Produce an exact transcription of the listing below, omitting the pictures.

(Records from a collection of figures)
________________
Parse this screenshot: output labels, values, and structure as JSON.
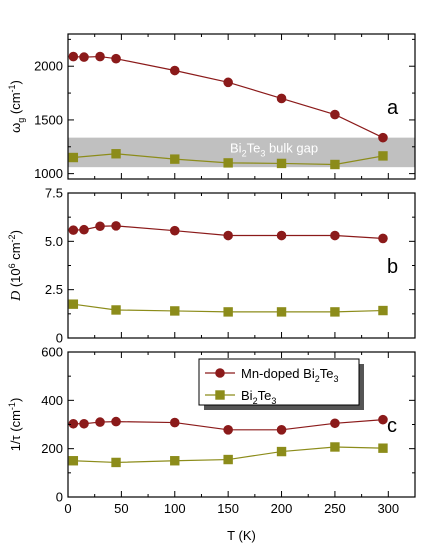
{
  "chart_data": [
    {
      "type": "line",
      "panel_label": "a",
      "xlim": [
        0,
        325
      ],
      "ylim": [
        950,
        2300
      ],
      "xticks": [
        0,
        50,
        100,
        150,
        200,
        250,
        300
      ],
      "yticks": [
        1000,
        1500,
        2000
      ],
      "ytick_labels": [
        "1000",
        "1500",
        "2000"
      ],
      "ylabel": "ω",
      "ylabel_sub": "g",
      "ylabel_unit": " (cm",
      "ylabel_sup": "-1",
      "ylabel_close": ")",
      "band": {
        "from": 1060,
        "to": 1335,
        "label": "Bi",
        "label_sub1": "2",
        "label_mid": "Te",
        "label_sub2": "3",
        "label_tail": " bulk gap",
        "color": "#c0c0c0"
      },
      "series": [
        {
          "key": "mn",
          "color": "#8b1a1a",
          "marker": "circle",
          "x": [
            5,
            15,
            30,
            45,
            100,
            150,
            200,
            250,
            295
          ],
          "y": [
            2090,
            2085,
            2090,
            2070,
            1960,
            1850,
            1700,
            1550,
            1335
          ]
        },
        {
          "key": "bt",
          "color": "#8c8c1a",
          "marker": "square",
          "x": [
            5,
            45,
            100,
            150,
            200,
            250,
            295
          ],
          "y": [
            1150,
            1185,
            1135,
            1100,
            1095,
            1085,
            1165
          ]
        }
      ]
    },
    {
      "type": "line",
      "panel_label": "b",
      "xlim": [
        0,
        325
      ],
      "ylim": [
        0,
        7.5
      ],
      "xticks": [
        0,
        50,
        100,
        150,
        200,
        250,
        300
      ],
      "yticks": [
        0,
        2.5,
        5.0,
        7.5
      ],
      "ytick_labels": [
        "0",
        "2.5",
        "5.0",
        "7.5"
      ],
      "ylabel": "D",
      "ylabel_unit": " (10",
      "ylabel_sup": "6",
      "ylabel_mid": " cm",
      "ylabel_sup2": "-2",
      "ylabel_close": ")",
      "series": [
        {
          "key": "mn",
          "color": "#8b1a1a",
          "marker": "circle",
          "x": [
            5,
            15,
            30,
            45,
            100,
            150,
            200,
            250,
            295
          ],
          "y": [
            5.58,
            5.6,
            5.78,
            5.8,
            5.55,
            5.3,
            5.3,
            5.3,
            5.15
          ]
        },
        {
          "key": "bt",
          "color": "#8c8c1a",
          "marker": "square",
          "x": [
            5,
            45,
            100,
            150,
            200,
            250,
            295
          ],
          "y": [
            1.75,
            1.45,
            1.4,
            1.35,
            1.35,
            1.35,
            1.42
          ]
        }
      ]
    },
    {
      "type": "line",
      "panel_label": "c",
      "xlim": [
        0,
        325
      ],
      "ylim": [
        0,
        600
      ],
      "xticks": [
        0,
        50,
        100,
        150,
        200,
        250,
        300
      ],
      "xtick_labels": [
        "0",
        "50",
        "100",
        "150",
        "200",
        "250",
        "300"
      ],
      "yticks": [
        0,
        200,
        400,
        600
      ],
      "ytick_labels": [
        "0",
        "200",
        "400",
        "600"
      ],
      "xlabel": "T (K)",
      "ylabel": "1/τ (cm",
      "ylabel_sup": "-1",
      "ylabel_close": ")",
      "series": [
        {
          "key": "mn",
          "color": "#8b1a1a",
          "marker": "circle",
          "x": [
            5,
            15,
            30,
            45,
            100,
            150,
            200,
            250,
            295
          ],
          "y": [
            303,
            303,
            310,
            312,
            308,
            278,
            278,
            305,
            320
          ]
        },
        {
          "key": "bt",
          "color": "#8c8c1a",
          "marker": "square",
          "x": [
            5,
            45,
            100,
            150,
            200,
            250,
            295
          ],
          "y": [
            150,
            143,
            150,
            155,
            188,
            207,
            202
          ]
        }
      ]
    }
  ],
  "legend": {
    "placement": "top-right",
    "entries": [
      {
        "key": "mn",
        "color": "#8b1a1a",
        "marker": "circle",
        "text": "Mn-doped Bi",
        "sub1": "2",
        "mid": "Te",
        "sub2": "3"
      },
      {
        "key": "bt",
        "color": "#8c8c1a",
        "marker": "square",
        "text": "Bi",
        "sub1": "2",
        "mid": "Te",
        "sub2": "3"
      }
    ]
  }
}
________________
Exercise solution ->
Parse this screenshot: output labels, values, and structure as JSON.
{
  "chart_data": [
    {
      "type": "line",
      "panel_label": "a",
      "xlim": [
        0,
        325
      ],
      "ylim": [
        950,
        2300
      ],
      "xticks": [
        0,
        50,
        100,
        150,
        200,
        250,
        300
      ],
      "yticks": [
        1000,
        1500,
        2000
      ],
      "ytick_labels": [
        "1000",
        "1500",
        "2000"
      ],
      "ylabel": "ω",
      "ylabel_sub": "g",
      "ylabel_unit": " (cm",
      "ylabel_sup": "-1",
      "ylabel_close": ")",
      "band": {
        "from": 1060,
        "to": 1335,
        "label": "Bi",
        "label_sub1": "2",
        "label_mid": "Te",
        "label_sub2": "3",
        "label_tail": " bulk gap",
        "color": "#c0c0c0"
      },
      "series": [
        {
          "key": "mn",
          "color": "#8b1a1a",
          "marker": "circle",
          "x": [
            5,
            15,
            30,
            45,
            100,
            150,
            200,
            250,
            295
          ],
          "y": [
            2090,
            2085,
            2090,
            2070,
            1960,
            1850,
            1700,
            1550,
            1335
          ]
        },
        {
          "key": "bt",
          "color": "#8c8c1a",
          "marker": "square",
          "x": [
            5,
            45,
            100,
            150,
            200,
            250,
            295
          ],
          "y": [
            1150,
            1185,
            1135,
            1100,
            1095,
            1085,
            1165
          ]
        }
      ]
    },
    {
      "type": "line",
      "panel_label": "b",
      "xlim": [
        0,
        325
      ],
      "ylim": [
        0,
        7.5
      ],
      "xticks": [
        0,
        50,
        100,
        150,
        200,
        250,
        300
      ],
      "yticks": [
        0,
        2.5,
        5.0,
        7.5
      ],
      "ytick_labels": [
        "0",
        "2.5",
        "5.0",
        "7.5"
      ],
      "ylabel": "D",
      "ylabel_unit": " (10",
      "ylabel_sup": "6",
      "ylabel_mid": " cm",
      "ylabel_sup2": "-2",
      "ylabel_close": ")",
      "series": [
        {
          "key": "mn",
          "color": "#8b1a1a",
          "marker": "circle",
          "x": [
            5,
            15,
            30,
            45,
            100,
            150,
            200,
            250,
            295
          ],
          "y": [
            5.58,
            5.6,
            5.78,
            5.8,
            5.55,
            5.3,
            5.3,
            5.3,
            5.15
          ]
        },
        {
          "key": "bt",
          "color": "#8c8c1a",
          "marker": "square",
          "x": [
            5,
            45,
            100,
            150,
            200,
            250,
            295
          ],
          "y": [
            1.75,
            1.45,
            1.4,
            1.35,
            1.35,
            1.35,
            1.42
          ]
        }
      ]
    },
    {
      "type": "line",
      "panel_label": "c",
      "xlim": [
        0,
        325
      ],
      "ylim": [
        0,
        600
      ],
      "xticks": [
        0,
        50,
        100,
        150,
        200,
        250,
        300
      ],
      "xtick_labels": [
        "0",
        "50",
        "100",
        "150",
        "200",
        "250",
        "300"
      ],
      "yticks": [
        0,
        200,
        400,
        600
      ],
      "ytick_labels": [
        "0",
        "200",
        "400",
        "600"
      ],
      "xlabel": "T (K)",
      "ylabel": "1/τ (cm",
      "ylabel_sup": "-1",
      "ylabel_close": ")",
      "series": [
        {
          "key": "mn",
          "color": "#8b1a1a",
          "marker": "circle",
          "x": [
            5,
            15,
            30,
            45,
            100,
            150,
            200,
            250,
            295
          ],
          "y": [
            303,
            303,
            310,
            312,
            308,
            278,
            278,
            305,
            320
          ]
        },
        {
          "key": "bt",
          "color": "#8c8c1a",
          "marker": "square",
          "x": [
            5,
            45,
            100,
            150,
            200,
            250,
            295
          ],
          "y": [
            150,
            143,
            150,
            155,
            188,
            207,
            202
          ]
        }
      ]
    }
  ],
  "legend": {
    "placement": "top-right",
    "entries": [
      {
        "key": "mn",
        "color": "#8b1a1a",
        "marker": "circle",
        "text": "Mn-doped Bi",
        "sub1": "2",
        "mid": "Te",
        "sub2": "3"
      },
      {
        "key": "bt",
        "color": "#8c8c1a",
        "marker": "square",
        "text": "Bi",
        "sub1": "2",
        "mid": "Te",
        "sub2": "3"
      }
    ]
  }
}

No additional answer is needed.